Text segment |
--------------------

No B.S Friday: If you neglect nourishment, you’ll suffer.
If the organism is without nourishment, it dies.
That statement is fairly intuitive, right?
So how’s your nourishment going?
This is one of the things you have to learn as you get older. When you’re a child, your parents take care of your nourishment. They make sure you eat well, they make sure you have fun things to do. They get you out of bed and drive you to soccer on a Saturday morning.
Bless ‘em.
We don’t appreciate it at the time, but our parents are constantly nourishing us.
Then as young adults, we become responsible for our own nourishment, but it doesn’t really matter. We’re full of beans, full of life. We have energy to burn.
(When I think about the benders I used to pull in my twenties…)
If we neglect to nourish ourselves, it doesn’t really matter. We have large stores of life-force we can draw on, and life’s not too hard anyway.
But then something truly tragic happens.
We get older.
We get into middle age – into our mid to late 30s – and suddenly we don’t have those stores of youthful lifeforce to draw on anymore.
We got out for a bender and it takes us weeks to recover.
And life gets harder. There’s kids, there’s mortgages, there’s responsibilities.
It starts to drain us.
And the big tragedy I see, particularly with men, but I think it applies to everyone, is that we haven’t learnt how to properly nourish ourselves. We never had to learn and so we didn’t.
We actually don’t know how to recharge our batteries properly.
And with life drawing maximum charge out of our system, we quickly get run down. We quickly get burnt out.
So back to our question. How’s your nourishment going? Because without nourishment, the organism dies.

--------------------

Material provided |
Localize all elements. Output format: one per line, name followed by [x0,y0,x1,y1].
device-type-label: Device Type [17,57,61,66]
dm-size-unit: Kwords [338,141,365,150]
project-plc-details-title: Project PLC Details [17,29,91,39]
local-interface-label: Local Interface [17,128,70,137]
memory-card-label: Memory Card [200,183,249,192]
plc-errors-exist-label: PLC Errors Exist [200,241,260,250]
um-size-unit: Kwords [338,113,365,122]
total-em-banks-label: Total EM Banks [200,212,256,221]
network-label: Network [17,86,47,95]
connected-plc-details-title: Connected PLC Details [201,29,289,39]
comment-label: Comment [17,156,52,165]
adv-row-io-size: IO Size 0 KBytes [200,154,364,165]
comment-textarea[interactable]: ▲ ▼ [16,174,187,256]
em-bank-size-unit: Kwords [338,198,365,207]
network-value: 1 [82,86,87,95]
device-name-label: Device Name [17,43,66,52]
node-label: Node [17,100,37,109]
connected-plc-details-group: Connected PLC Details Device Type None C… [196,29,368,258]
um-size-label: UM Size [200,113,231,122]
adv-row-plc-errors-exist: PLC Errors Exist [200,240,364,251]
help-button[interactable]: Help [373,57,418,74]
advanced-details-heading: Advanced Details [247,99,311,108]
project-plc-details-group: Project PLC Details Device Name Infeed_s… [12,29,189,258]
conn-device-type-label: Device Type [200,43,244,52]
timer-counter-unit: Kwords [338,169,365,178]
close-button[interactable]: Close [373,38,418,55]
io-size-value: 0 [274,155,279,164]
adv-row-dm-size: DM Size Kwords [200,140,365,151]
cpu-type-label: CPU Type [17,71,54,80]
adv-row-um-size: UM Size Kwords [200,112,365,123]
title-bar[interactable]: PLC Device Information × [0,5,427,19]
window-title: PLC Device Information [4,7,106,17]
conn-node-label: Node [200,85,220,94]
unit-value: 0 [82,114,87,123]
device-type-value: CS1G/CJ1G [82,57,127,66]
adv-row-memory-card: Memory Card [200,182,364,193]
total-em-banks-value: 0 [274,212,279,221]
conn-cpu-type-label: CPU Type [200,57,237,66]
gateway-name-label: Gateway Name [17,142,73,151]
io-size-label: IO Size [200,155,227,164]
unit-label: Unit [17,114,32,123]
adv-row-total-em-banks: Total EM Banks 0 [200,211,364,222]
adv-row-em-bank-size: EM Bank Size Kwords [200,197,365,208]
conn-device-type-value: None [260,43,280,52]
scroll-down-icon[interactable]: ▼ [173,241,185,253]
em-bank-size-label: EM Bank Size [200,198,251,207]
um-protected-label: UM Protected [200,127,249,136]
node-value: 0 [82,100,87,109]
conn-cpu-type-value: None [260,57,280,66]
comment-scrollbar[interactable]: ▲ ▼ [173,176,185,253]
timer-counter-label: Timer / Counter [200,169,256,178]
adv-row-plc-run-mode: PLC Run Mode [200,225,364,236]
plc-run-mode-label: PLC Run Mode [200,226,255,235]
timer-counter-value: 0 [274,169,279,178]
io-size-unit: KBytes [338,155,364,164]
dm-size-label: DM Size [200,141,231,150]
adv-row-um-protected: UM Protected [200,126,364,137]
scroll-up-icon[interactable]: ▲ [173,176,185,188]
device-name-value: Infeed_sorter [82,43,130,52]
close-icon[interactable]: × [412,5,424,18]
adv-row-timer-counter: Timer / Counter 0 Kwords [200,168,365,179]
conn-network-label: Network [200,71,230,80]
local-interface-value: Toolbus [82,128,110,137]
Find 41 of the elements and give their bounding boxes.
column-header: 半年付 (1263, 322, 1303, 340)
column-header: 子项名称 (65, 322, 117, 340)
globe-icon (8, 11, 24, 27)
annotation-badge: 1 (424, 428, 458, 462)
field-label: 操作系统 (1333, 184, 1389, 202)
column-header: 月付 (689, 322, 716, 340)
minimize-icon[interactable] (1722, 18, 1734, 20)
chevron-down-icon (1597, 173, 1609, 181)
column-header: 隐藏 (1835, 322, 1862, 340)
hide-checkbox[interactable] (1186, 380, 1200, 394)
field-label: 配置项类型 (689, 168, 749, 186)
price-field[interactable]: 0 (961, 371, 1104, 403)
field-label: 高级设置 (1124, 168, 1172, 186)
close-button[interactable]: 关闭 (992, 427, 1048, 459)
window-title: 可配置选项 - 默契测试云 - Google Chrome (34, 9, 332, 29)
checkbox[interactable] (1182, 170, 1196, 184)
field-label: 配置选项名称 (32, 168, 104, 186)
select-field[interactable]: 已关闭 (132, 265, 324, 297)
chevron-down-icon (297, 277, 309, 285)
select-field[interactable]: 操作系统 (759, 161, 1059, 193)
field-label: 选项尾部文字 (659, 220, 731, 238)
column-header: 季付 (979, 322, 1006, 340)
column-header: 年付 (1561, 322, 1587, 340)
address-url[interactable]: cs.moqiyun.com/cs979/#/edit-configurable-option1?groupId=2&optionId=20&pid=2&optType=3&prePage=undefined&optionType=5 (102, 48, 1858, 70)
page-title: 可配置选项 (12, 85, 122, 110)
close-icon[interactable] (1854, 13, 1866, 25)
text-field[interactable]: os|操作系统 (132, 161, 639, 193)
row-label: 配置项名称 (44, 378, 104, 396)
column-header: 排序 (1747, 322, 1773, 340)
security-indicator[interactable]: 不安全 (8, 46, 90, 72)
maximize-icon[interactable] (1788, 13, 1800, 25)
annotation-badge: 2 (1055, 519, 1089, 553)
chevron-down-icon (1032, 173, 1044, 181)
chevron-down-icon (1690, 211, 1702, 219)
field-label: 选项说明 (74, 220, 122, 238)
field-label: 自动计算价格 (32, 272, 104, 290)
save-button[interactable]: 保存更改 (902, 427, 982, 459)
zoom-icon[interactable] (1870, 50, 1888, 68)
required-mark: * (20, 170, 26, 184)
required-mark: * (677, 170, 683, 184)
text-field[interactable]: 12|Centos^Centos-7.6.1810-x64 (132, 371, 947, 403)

--------------------

Set exercise 1 |
Answer these from the post on nourishment, one line each:
(a) Where do parents drive a child on a Saturday morning?
(b) What ages does the post give for middle age?
(c) In middle age, how long does it take to recover from a bender?
Set exercise 2 |
Please pick up the post on nourishment after its last sentence and continue it.
The data comes from a different source than the post on nourishment.

Right answer 1 |
(a) To soccer.
(b) The mid to late 30s.
(c) Weeks.

Right answer 2 |
And so there’s a discipline here. We have to make sure that our energies are going into nourishing activities.
If we do a thing, and the thing results in us receiving nourishment, then there’s the potential for it to become a perpetual motion machine. We give energy, we receive energy, give, receive, give, receive.
Only problem is, most endeavours in the modern world aren’t that nourishing. Take work for example. For most people work demands a lot from them. There’s the time commitment, and the creativity, and the brain-work, and the navigation of complex social situations and the fragile egos in middle-management.
It takes a lot.
But for most of us, work gives very little back. Sure, there’s the pay packet, but beyond that, it’s not very nourishing, if at all.
It runs the battery dry.
And when you look around, there’s lot of non-nourishing activities in your life. Take social media for example. It demands your attention, and it works your emotions – you’re touched by this, outraged by that.
But it gives very little back. It’s not real connection, and so it’s not really nourishing.
And so as I get older, I realise I have to be very careful about the activities I engage in. I need to make sure that those activities set up virtuous energetic circle. That what I give comes back to me, and leaves me feeling nourished.
Sadly, the world doesn’t naturally give you endeavours like this, so you have to seek them out.
But the key thing to remember is that you need nourishment.
If you keep on with giving more than you receive, you’ll burn out eventually, I guarantee it.
JG.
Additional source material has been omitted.